▶ [EXERCISE PASSAGE]:
★ ★ ★

Synack is the outlier of the major platforms. It operates on an invite-only, vetted-researcher model called the Synack Red Team. You don’t sign up and start hacking. You apply, pass a skills assessment and background check, and then get access to a private ecosystem of enterprise and government engagements. Payouts reflect the gatekeeping, with averages in the 2,000 to 10,000 dollar range and top payouts above 100,000 dollars.

Synack is not a starter platform. It is where professional researchers go once they have built a public track record on HackerOne, Bugcrowd, or Intigriti. If you are new to the space, put Synack on your five-year list and focus on the open platforms first.

Immunefi and HackenProof

These two are the Web3 and crypto specialists. Immunefi in particular dominates the blockchain space, and the reason is simple math. When a smart contract vulnerability can drain millions of dollars in a single transaction, the bounties follow. Critical DeFi bugs on Immunefi regularly reach six and seven figures. HackenProof is more flexible, mixing Web2 and Web3 programs, which makes it a good fit for researchers who want to dabble in crypto without committing fully.

Fair warning: the skill set for smart contract auditing is quite different from traditional web application testing. Solidity knowledge, DeFi protocol architecture, and on-chain analysis are their own discipline. If that world appeals to you, invest in the specialized training before you start chasing bounties there.

★ ★ ★

▶ [TASK INSTRUCTIONS]:
[a] Decide whether each statement below agrees with the passage on bug bounty platforms, answering yes or no for (i), (ii) and (iii) and quoting the deciding words of the passage. (i) Researchers must pass a background check to join the Synack Red Team. (ii) HackenProof runs only Web3 programs. (iii) The passage recommends Synack as a platform for newcomers.
[b] Copy the passage on bug bounty platforms from the words "Immunefi and HackenProof" up to and including the words "chasing bounties there.".

★ ★ ★

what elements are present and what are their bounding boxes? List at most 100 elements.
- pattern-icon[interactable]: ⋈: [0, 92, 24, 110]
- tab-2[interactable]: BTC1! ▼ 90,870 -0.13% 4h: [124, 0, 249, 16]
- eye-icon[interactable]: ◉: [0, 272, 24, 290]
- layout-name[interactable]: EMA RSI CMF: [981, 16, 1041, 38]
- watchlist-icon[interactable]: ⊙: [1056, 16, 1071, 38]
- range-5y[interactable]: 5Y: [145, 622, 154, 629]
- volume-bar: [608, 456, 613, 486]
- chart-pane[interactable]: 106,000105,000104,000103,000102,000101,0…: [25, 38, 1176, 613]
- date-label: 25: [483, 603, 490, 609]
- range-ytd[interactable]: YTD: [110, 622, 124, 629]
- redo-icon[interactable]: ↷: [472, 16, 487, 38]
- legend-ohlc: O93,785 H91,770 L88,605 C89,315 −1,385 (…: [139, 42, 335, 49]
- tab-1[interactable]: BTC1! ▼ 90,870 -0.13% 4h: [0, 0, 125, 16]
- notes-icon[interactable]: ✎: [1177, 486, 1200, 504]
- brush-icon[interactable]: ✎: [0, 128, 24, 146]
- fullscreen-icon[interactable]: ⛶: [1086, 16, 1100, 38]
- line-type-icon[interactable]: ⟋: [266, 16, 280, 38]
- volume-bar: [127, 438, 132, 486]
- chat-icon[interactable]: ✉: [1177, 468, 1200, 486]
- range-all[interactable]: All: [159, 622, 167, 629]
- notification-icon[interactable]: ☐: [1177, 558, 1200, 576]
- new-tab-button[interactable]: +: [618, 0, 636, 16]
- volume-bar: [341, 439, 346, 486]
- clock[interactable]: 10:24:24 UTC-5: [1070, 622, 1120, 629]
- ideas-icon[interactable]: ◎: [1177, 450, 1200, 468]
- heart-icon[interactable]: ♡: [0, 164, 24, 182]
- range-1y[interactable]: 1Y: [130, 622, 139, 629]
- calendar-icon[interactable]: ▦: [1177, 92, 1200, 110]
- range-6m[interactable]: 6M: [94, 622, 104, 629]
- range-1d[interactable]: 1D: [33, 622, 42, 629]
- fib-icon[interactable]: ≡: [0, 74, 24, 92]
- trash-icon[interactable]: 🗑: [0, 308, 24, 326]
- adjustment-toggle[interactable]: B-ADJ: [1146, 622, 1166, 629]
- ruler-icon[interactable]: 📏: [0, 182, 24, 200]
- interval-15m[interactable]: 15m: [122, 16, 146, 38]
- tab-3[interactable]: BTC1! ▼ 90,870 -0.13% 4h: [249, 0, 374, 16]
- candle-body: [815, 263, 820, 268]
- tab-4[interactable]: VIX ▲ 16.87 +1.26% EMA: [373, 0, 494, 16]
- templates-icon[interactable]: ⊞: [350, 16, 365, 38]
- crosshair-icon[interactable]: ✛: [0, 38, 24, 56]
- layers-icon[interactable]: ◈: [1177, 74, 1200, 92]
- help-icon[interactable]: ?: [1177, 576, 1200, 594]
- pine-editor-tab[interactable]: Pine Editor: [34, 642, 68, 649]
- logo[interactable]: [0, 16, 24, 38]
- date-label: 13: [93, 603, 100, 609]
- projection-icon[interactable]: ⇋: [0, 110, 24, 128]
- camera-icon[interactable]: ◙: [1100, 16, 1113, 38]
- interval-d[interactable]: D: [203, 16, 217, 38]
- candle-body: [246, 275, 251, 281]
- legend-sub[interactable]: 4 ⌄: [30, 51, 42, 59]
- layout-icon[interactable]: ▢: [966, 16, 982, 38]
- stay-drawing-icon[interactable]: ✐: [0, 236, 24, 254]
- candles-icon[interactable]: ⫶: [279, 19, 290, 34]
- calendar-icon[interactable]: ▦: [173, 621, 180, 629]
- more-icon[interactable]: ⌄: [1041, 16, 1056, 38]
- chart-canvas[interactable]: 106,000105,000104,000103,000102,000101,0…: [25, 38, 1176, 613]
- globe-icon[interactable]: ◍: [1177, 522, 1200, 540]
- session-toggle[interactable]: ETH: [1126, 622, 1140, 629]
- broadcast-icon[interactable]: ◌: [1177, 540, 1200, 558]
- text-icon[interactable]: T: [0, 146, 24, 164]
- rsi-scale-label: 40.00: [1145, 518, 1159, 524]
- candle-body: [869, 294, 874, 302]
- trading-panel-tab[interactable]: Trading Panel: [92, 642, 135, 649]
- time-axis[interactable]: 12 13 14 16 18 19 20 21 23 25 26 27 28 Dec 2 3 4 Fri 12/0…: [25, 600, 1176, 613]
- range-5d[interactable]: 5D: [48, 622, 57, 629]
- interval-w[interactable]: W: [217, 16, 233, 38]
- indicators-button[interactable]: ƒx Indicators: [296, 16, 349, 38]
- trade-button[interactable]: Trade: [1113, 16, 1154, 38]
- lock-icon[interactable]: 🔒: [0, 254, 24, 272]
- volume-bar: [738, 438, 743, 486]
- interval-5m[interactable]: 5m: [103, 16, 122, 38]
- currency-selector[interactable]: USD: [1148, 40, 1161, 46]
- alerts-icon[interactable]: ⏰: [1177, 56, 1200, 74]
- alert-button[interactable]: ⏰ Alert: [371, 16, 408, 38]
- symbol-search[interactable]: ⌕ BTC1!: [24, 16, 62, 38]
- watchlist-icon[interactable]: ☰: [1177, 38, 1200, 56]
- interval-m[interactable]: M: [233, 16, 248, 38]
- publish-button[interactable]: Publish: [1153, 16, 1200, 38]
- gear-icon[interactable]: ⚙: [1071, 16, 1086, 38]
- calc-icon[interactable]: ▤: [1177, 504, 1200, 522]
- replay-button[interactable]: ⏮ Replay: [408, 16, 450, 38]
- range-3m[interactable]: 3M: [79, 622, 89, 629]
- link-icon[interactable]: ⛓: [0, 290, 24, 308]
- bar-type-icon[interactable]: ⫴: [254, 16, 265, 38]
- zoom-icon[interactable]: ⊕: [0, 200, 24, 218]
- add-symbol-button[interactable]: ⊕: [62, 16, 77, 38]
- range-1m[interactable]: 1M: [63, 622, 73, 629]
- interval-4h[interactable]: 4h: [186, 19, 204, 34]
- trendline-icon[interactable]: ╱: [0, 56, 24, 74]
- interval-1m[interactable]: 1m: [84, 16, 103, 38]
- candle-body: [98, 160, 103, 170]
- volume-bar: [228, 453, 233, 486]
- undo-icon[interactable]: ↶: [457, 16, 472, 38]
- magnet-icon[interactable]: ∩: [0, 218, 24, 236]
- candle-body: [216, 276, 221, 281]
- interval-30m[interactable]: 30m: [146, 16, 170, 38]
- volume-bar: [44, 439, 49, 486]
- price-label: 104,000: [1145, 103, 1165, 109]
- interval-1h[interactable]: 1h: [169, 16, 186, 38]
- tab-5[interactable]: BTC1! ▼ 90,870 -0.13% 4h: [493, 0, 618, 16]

★ ★ ★

▶ [SOLVED PROBLEMS]:
[a]
(i) Yes: "You apply, pass a skills assessment and background check, and then get access to a private ecosystem of enterprise and government engagements."
(ii) No: "HackenProof is more flexible, mixing Web2 and Web3 programs"
(iii) No: "Synack is not a starter platform."

[b]
Immunefi and HackenProof

These two are the Web3 and crypto specialists. Immunefi in particular dominates the blockchain space, and the reason is simple math. When a smart contract vulnerability can drain millions of dollars in a single transaction, the bounties follow. Critical DeFi bugs on Immunefi regularly reach six and seven figures. HackenProof is more flexible, mixing Web2 and Web3 programs, which makes it a good fit for researchers who want to dabble in crypto without committing fully.

Fair warning: the skill set for smart contract auditing is quite different from traditional web application testing. Solidity knowledge, DeFi protocol architecture, and on-chain analysis are their own discipline. If that world appeals to you, invest in the specialized training before you start chasing bounties there.